GOAL:
Among the entries below, find the lines with "this" and copy them.

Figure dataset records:
·····
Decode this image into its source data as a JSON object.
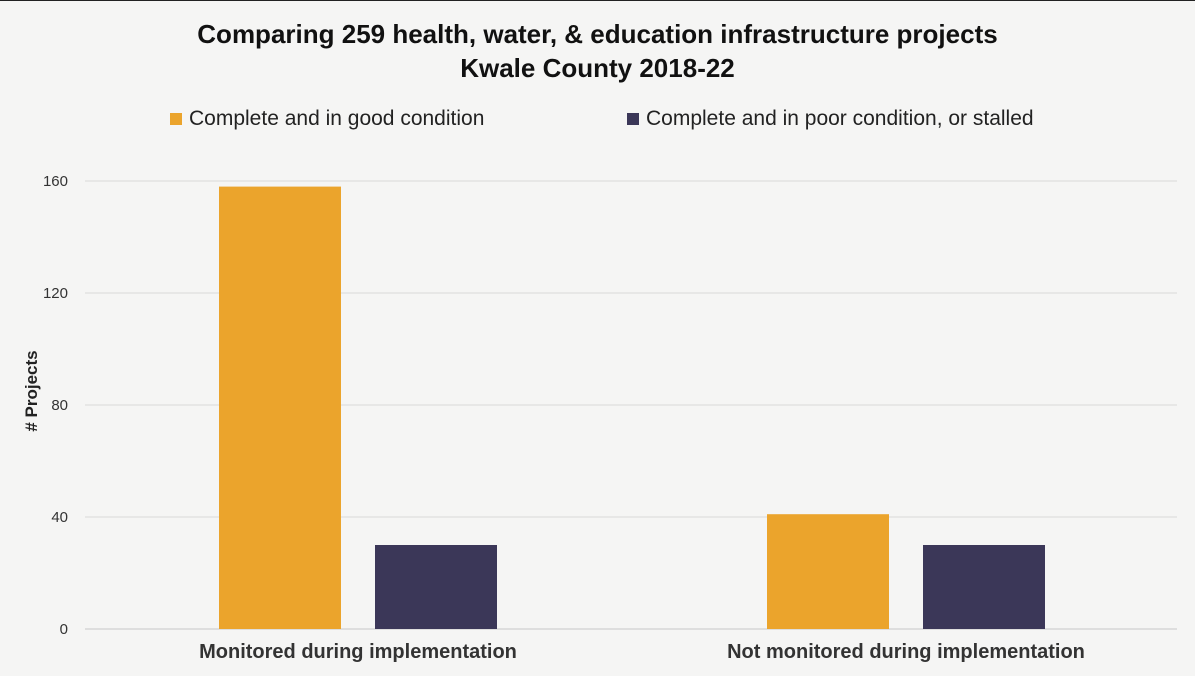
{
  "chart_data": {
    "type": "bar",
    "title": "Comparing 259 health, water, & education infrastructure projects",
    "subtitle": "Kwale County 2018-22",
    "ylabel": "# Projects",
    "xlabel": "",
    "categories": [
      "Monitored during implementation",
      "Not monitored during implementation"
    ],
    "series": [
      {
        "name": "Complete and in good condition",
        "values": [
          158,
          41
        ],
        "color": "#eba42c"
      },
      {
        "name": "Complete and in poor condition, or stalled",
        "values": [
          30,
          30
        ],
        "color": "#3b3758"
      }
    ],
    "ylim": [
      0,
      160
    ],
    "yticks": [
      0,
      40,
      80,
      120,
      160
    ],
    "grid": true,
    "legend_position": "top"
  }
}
·····
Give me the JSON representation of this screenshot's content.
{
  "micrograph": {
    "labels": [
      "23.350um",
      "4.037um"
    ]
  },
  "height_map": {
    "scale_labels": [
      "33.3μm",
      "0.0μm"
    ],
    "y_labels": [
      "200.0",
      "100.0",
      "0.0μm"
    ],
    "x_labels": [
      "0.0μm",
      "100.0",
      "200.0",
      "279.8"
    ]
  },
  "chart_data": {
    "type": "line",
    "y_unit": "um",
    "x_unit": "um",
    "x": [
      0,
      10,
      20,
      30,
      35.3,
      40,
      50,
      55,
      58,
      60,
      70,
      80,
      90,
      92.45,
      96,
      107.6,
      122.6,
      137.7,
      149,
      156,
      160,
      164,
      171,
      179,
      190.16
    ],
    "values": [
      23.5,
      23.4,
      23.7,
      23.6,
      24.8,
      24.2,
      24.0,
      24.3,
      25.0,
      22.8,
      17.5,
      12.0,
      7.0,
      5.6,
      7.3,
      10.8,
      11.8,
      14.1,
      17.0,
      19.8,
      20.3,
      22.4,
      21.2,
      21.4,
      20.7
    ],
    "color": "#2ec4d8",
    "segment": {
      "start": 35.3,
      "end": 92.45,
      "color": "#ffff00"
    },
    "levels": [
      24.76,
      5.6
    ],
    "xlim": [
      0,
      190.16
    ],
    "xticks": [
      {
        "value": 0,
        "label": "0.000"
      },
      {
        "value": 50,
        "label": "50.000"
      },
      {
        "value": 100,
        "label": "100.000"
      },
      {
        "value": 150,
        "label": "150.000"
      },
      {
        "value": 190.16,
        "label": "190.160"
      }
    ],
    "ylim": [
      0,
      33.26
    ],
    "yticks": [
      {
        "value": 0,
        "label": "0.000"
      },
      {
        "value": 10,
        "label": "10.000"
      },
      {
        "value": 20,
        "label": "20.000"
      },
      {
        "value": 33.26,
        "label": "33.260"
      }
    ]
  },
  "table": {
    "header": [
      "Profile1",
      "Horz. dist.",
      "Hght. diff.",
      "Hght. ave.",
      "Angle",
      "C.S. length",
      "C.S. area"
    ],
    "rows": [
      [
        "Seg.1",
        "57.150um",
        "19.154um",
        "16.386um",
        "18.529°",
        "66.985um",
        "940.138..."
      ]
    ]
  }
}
·····
RESULT OF THE TASK:
Decode this image into its source data as a JSON object.
Give me the JSON representation of this screenshot's content.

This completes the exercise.